-- What is expected --
Pull each line containing "JSON" out of the data and copy it.

Stored data entries:
* Start *

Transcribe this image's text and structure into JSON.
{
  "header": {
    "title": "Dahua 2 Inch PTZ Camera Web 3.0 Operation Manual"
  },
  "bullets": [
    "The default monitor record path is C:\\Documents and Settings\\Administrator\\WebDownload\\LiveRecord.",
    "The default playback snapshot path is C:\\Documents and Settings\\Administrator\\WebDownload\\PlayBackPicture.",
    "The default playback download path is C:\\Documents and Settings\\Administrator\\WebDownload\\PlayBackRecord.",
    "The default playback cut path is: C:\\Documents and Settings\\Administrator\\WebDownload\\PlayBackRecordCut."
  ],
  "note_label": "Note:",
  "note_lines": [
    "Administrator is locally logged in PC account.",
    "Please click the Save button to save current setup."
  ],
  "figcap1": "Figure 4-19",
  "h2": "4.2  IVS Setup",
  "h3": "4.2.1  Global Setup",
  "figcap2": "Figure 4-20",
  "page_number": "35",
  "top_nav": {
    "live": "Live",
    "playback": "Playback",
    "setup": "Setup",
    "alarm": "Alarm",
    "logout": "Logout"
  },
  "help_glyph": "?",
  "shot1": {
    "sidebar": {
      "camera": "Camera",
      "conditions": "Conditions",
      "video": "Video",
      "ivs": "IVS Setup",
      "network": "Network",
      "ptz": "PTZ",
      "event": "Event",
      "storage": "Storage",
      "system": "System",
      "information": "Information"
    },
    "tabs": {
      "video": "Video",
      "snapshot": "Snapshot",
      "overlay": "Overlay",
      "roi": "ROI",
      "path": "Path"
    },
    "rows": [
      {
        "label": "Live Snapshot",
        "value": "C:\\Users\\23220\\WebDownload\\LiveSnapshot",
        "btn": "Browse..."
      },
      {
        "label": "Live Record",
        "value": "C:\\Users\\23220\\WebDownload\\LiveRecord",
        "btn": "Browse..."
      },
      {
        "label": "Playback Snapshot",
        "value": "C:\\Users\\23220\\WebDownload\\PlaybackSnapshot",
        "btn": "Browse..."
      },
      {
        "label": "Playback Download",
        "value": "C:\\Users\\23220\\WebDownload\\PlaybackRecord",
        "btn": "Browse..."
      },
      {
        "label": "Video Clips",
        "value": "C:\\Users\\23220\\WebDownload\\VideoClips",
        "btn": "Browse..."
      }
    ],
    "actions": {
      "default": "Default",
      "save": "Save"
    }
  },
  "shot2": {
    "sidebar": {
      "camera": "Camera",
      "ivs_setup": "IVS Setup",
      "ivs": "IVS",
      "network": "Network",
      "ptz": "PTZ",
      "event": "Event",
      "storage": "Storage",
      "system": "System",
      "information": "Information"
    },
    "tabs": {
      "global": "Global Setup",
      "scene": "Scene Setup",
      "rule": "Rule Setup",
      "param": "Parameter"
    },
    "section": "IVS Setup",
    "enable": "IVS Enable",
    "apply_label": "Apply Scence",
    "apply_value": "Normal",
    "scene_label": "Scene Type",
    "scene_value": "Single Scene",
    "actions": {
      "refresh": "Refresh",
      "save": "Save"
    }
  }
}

* End *
* Start *

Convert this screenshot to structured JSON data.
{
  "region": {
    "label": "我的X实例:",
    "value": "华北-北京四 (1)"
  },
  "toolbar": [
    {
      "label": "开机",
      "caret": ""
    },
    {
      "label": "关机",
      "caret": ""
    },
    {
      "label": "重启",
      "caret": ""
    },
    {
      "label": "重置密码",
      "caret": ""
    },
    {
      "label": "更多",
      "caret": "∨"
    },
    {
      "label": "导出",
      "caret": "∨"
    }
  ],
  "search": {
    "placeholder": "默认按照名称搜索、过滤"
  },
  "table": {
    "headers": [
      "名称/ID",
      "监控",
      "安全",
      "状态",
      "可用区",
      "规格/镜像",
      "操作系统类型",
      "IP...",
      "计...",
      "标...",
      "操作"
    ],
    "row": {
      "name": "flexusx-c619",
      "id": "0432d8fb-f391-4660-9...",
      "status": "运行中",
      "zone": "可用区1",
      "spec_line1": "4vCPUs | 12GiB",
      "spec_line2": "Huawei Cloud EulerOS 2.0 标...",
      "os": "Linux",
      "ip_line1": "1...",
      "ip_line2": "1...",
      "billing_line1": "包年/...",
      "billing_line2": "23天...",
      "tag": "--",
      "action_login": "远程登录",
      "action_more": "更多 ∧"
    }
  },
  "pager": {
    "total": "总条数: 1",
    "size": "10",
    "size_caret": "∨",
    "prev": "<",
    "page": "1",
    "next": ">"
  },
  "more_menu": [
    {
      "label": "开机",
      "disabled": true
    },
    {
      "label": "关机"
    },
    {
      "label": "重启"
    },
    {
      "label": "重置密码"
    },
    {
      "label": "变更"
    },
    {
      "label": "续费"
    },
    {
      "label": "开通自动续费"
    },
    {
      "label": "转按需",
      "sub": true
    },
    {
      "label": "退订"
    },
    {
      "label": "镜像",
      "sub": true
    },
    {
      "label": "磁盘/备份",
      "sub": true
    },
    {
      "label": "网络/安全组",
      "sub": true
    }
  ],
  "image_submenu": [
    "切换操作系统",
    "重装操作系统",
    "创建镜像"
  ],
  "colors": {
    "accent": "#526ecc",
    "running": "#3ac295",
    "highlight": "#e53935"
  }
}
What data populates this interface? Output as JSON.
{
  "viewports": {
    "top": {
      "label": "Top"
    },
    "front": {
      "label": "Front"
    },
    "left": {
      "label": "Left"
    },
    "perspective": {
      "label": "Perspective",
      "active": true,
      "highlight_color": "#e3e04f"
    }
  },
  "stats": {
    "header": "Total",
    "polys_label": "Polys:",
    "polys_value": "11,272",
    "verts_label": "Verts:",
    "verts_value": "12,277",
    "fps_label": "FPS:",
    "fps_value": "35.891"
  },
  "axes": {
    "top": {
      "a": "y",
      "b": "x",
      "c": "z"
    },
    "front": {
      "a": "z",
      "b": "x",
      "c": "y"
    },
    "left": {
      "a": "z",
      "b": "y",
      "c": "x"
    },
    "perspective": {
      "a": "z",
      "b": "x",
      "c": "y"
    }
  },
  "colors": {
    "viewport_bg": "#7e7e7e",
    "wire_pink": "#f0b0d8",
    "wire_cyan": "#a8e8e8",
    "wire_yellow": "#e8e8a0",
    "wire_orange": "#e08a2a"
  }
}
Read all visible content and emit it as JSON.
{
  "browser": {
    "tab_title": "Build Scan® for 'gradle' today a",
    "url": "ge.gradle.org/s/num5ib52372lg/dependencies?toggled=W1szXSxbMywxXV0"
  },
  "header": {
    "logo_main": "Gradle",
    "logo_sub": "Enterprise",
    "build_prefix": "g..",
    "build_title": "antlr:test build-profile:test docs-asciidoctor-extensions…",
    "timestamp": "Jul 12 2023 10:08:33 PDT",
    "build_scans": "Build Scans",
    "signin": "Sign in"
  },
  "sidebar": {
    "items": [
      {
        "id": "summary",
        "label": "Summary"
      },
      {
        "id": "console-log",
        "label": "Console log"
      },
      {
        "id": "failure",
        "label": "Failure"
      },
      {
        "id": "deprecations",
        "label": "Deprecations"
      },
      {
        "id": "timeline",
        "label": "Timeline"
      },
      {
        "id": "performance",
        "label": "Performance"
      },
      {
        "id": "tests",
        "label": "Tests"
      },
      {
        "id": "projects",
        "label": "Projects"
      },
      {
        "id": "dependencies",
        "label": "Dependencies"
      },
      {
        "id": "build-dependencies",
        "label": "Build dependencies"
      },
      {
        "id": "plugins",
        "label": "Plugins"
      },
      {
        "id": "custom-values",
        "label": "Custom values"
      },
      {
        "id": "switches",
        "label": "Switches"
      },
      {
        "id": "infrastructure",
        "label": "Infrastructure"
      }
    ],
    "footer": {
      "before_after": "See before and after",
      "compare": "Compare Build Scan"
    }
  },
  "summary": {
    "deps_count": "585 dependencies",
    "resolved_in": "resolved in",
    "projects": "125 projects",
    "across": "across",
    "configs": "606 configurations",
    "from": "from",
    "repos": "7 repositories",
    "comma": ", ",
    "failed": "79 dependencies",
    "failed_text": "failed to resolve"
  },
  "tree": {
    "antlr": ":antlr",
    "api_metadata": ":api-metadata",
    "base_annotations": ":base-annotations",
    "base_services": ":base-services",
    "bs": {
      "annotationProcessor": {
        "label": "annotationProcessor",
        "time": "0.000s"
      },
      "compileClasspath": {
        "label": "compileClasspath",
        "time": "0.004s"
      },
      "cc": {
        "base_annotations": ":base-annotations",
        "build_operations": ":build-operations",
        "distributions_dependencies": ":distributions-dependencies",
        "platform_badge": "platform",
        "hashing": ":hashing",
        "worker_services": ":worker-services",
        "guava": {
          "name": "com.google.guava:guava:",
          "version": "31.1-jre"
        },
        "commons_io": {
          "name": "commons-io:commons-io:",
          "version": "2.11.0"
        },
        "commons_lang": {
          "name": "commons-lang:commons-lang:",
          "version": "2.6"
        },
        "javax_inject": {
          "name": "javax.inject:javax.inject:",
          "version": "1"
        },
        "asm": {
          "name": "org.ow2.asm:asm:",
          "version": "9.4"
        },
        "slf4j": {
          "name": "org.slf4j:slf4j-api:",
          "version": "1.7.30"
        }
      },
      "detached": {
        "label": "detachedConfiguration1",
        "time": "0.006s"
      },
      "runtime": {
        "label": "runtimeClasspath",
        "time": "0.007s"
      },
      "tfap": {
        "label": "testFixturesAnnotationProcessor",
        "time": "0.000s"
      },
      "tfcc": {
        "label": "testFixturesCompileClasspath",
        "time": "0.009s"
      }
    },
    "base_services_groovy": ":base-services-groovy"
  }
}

* End *

-- Exercise output --
Transcribe this image's text and structure into JSON.
Convert this screenshot to structured JSON data.
What data populates this interface? Output as JSON.
Read all visible content and emit it as JSON.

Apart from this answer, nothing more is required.